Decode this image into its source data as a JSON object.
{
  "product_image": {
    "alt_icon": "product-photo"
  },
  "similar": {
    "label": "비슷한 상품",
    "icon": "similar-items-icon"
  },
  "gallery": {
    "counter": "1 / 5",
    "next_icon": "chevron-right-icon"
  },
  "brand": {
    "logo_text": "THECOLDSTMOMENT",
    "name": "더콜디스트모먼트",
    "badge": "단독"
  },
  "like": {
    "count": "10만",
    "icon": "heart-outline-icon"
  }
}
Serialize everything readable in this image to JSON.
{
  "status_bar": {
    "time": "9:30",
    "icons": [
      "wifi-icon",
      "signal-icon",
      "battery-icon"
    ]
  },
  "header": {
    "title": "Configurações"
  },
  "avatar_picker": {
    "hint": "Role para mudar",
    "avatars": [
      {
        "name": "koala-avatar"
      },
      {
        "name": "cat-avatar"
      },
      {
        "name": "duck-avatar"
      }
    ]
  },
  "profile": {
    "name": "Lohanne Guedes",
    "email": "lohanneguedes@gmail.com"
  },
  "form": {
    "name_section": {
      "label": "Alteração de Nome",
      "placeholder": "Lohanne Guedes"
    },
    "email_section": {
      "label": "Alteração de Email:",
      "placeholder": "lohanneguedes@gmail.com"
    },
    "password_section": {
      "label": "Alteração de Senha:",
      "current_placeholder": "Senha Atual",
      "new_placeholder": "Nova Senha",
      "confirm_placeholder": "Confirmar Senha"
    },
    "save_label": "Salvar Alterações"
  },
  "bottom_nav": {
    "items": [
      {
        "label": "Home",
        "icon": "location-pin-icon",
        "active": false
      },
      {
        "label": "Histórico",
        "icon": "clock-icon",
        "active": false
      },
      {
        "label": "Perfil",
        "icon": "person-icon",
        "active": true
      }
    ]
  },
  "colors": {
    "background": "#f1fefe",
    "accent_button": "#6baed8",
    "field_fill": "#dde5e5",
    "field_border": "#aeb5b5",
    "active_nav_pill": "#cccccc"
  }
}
○ ○ ○ ○ ○
:: Given instruction ::
Find the line with "Serialize everything readable" in the listing above, then write out that line and each remaining line exactly, with no other text.

:: Output for this exercise ::
Serialize everything readable in this image to JSON.
{
  "status_bar": {
    "time": "9:30",
    "icons": [
      "wifi-icon",
      "signal-icon",
      "battery-icon"
    ]
  },
  "header": {
    "title": "Configurações"
  },
  "avatar_picker": {
    "hint": "Role para mudar",
    "avatars": [
      {
        "name": "koala-avatar"
      },
      {
        "name": "cat-avatar"
      },
      {
        "name": "duck-avatar"
      }
    ]
  },
  "profile": {
    "name": "Lohanne Guedes",
    "email": "lohanneguedes@gmail.com"
  },
  "form": {
    "name_section": {
      "label": "Alteração de Nome",
      "placeholder": "Lohanne Guedes"
    },
    "email_section": {
      "label": "Alteração de Email:",
      "placeholder": "lohanneguedes@gmail.com"
    },
    "password_section": {
      "label": "Alteração de Senha:",
      "current_placeholder": "Senha Atual",
      "new_placeholder": "Nova Senha",
      "confirm_placeholder": "Confirmar Senha"
    },
    "save_label": "Salvar Alterações"
  },
  "bottom_nav": {
    "items": [
      {
        "label": "Home",
        "icon": "location-pin-icon",
        "active": false
      },
      {
        "label": "Histórico",
        "icon": "clock-icon",
        "active": false
      },
      {
        "label": "Perfil",
        "icon": "person-icon",
        "active": true
      }
    ]
  },
  "colors": {
    "background": "#f1fefe",
    "accent_button": "#6baed8",
    "field_fill": "#dde5e5",
    "field_border": "#aeb5b5",
    "active_nav_pill": "#cccccc"
  }
}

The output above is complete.